Task statement: Return the entries verbatim and drop every picture.

<<<<

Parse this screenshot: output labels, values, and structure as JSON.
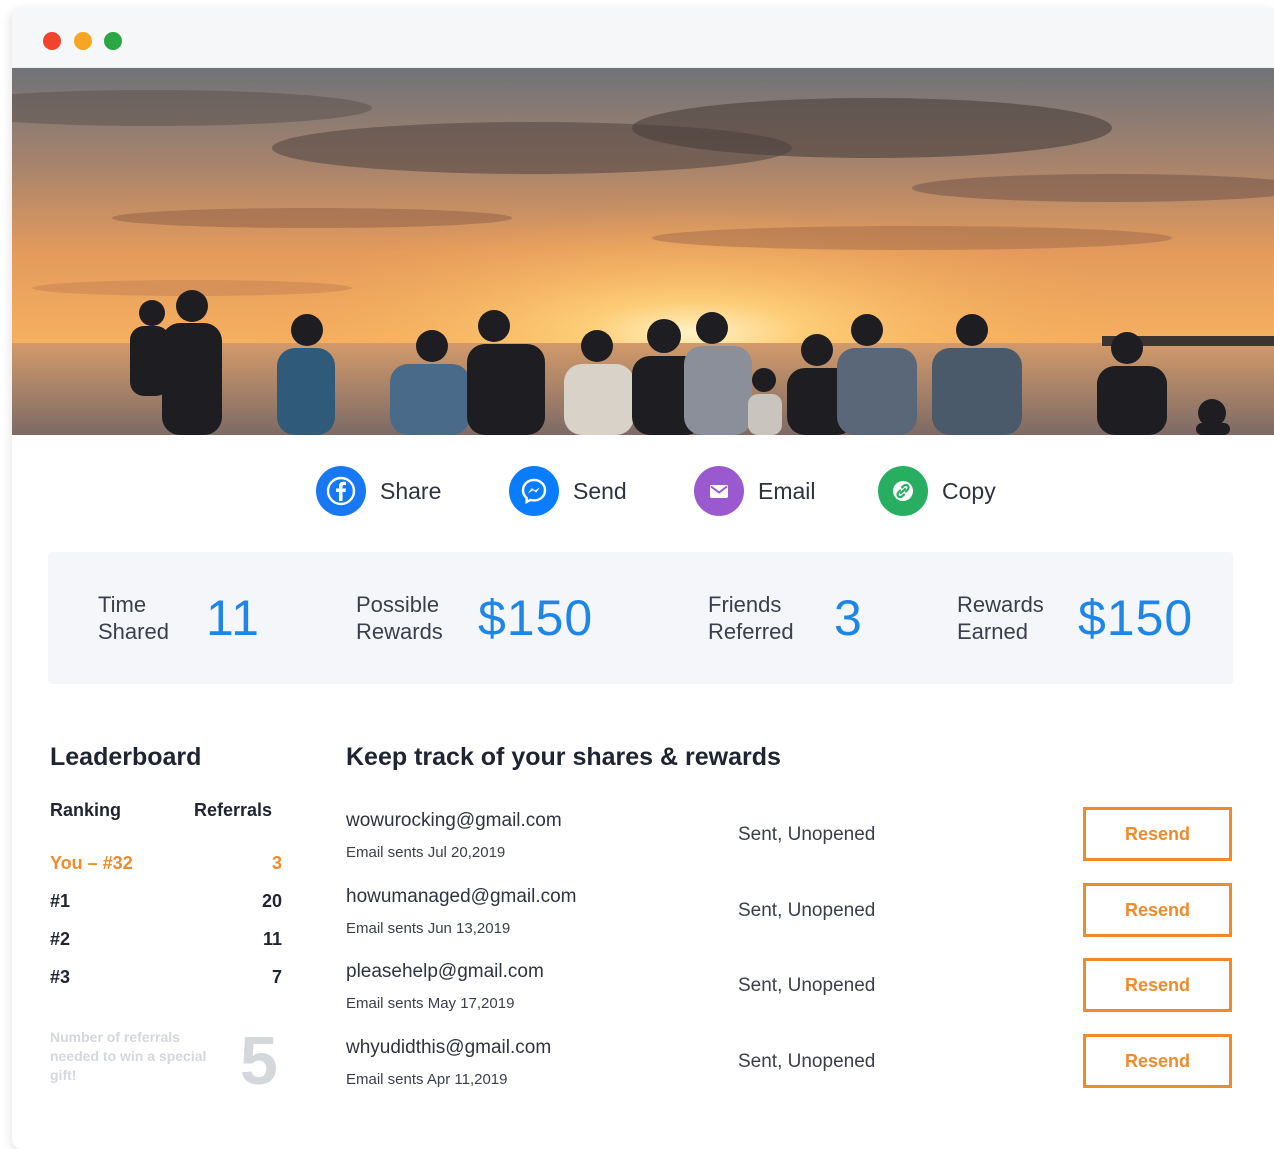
{
  "share": {
    "items": [
      {
        "label": "Share",
        "icon": "facebook-icon",
        "color": "#1877f2"
      },
      {
        "label": "Send",
        "icon": "messenger-icon",
        "color": "#0a7cff"
      },
      {
        "label": "Email",
        "icon": "email-icon",
        "color": "#9b59d0"
      },
      {
        "label": "Copy",
        "icon": "link-icon",
        "color": "#27ae60"
      }
    ]
  },
  "stats": [
    {
      "label_line1": "Time",
      "label_line2": "Shared",
      "value": "11"
    },
    {
      "label_line1": "Possible",
      "label_line2": "Rewards",
      "value": "$150"
    },
    {
      "label_line1": "Friends",
      "label_line2": "Referred",
      "value": "3"
    },
    {
      "label_line1": "Rewards",
      "label_line2": "Earned",
      "value": "$150"
    }
  ],
  "leaderboard": {
    "title": "Leaderboard",
    "col_ranking": "Ranking",
    "col_referrals": "Referrals",
    "rows": [
      {
        "rank": "You – #32",
        "referrals": "3",
        "is_you": true
      },
      {
        "rank": "#1",
        "referrals": "20"
      },
      {
        "rank": "#2",
        "referrals": "11"
      },
      {
        "rank": "#3",
        "referrals": "7"
      }
    ],
    "note": "Number of referrals needed to win a special gift!",
    "needed": "5"
  },
  "tracking": {
    "title": "Keep track of your shares & rewards",
    "button_label": "Resend",
    "rows": [
      {
        "email": "wowurocking@gmail.com",
        "date": "Email sents Jul 20,2019",
        "status": "Sent, Unopened"
      },
      {
        "email": "howumanaged@gmail.com",
        "date": "Email sents Jun 13,2019",
        "status": "Sent, Unopened"
      },
      {
        "email": "pleasehelp@gmail.com",
        "date": "Email sents May 17,2019",
        "status": "Sent, Unopened"
      },
      {
        "email": "whyudidthis@gmail.com",
        "date": "Email sents Apr 11,2019",
        "status": "Sent, Unopened"
      }
    ]
  },
  "colors": {
    "accent_blue": "#1f86e8",
    "accent_orange": "#f18a2a"
  }
}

>>>>

Answer to this exercise:
Parse this screenshot: output labels, values, and structure as JSON.
{
  "share": {
    "items": [
      {
        "label": "Share",
        "icon": "facebook-icon",
        "color": "#1877f2"
      },
      {
        "label": "Send",
        "icon": "messenger-icon",
        "color": "#0a7cff"
      },
      {
        "label": "Email",
        "icon": "email-icon",
        "color": "#9b59d0"
      },
      {
        "label": "Copy",
        "icon": "link-icon",
        "color": "#27ae60"
      }
    ]
  },
  "stats": [
    {
      "label_line1": "Time",
      "label_line2": "Shared",
      "value": "11"
    },
    {
      "label_line1": "Possible",
      "label_line2": "Rewards",
      "value": "$150"
    },
    {
      "label_line1": "Friends",
      "label_line2": "Referred",
      "value": "3"
    },
    {
      "label_line1": "Rewards",
      "label_line2": "Earned",
      "value": "$150"
    }
  ],
  "leaderboard": {
    "title": "Leaderboard",
    "col_ranking": "Ranking",
    "col_referrals": "Referrals",
    "rows": [
      {
        "rank": "You – #32",
        "referrals": "3",
        "is_you": true
      },
      {
        "rank": "#1",
        "referrals": "20"
      },
      {
        "rank": "#2",
        "referrals": "11"
      },
      {
        "rank": "#3",
        "referrals": "7"
      }
    ],
    "note": "Number of referrals needed to win a special gift!",
    "needed": "5"
  },
  "tracking": {
    "title": "Keep track of your shares & rewards",
    "button_label": "Resend",
    "rows": [
      {
        "email": "wowurocking@gmail.com",
        "date": "Email sents Jul 20,2019",
        "status": "Sent, Unopened"
      },
      {
        "email": "howumanaged@gmail.com",
        "date": "Email sents Jun 13,2019",
        "status": "Sent, Unopened"
      },
      {
        "email": "pleasehelp@gmail.com",
        "date": "Email sents May 17,2019",
        "status": "Sent, Unopened"
      },
      {
        "email": "whyudidthis@gmail.com",
        "date": "Email sents Apr 11,2019",
        "status": "Sent, Unopened"
      }
    ]
  },
  "colors": {
    "accent_blue": "#1f86e8",
    "accent_orange": "#f18a2a"
  }
}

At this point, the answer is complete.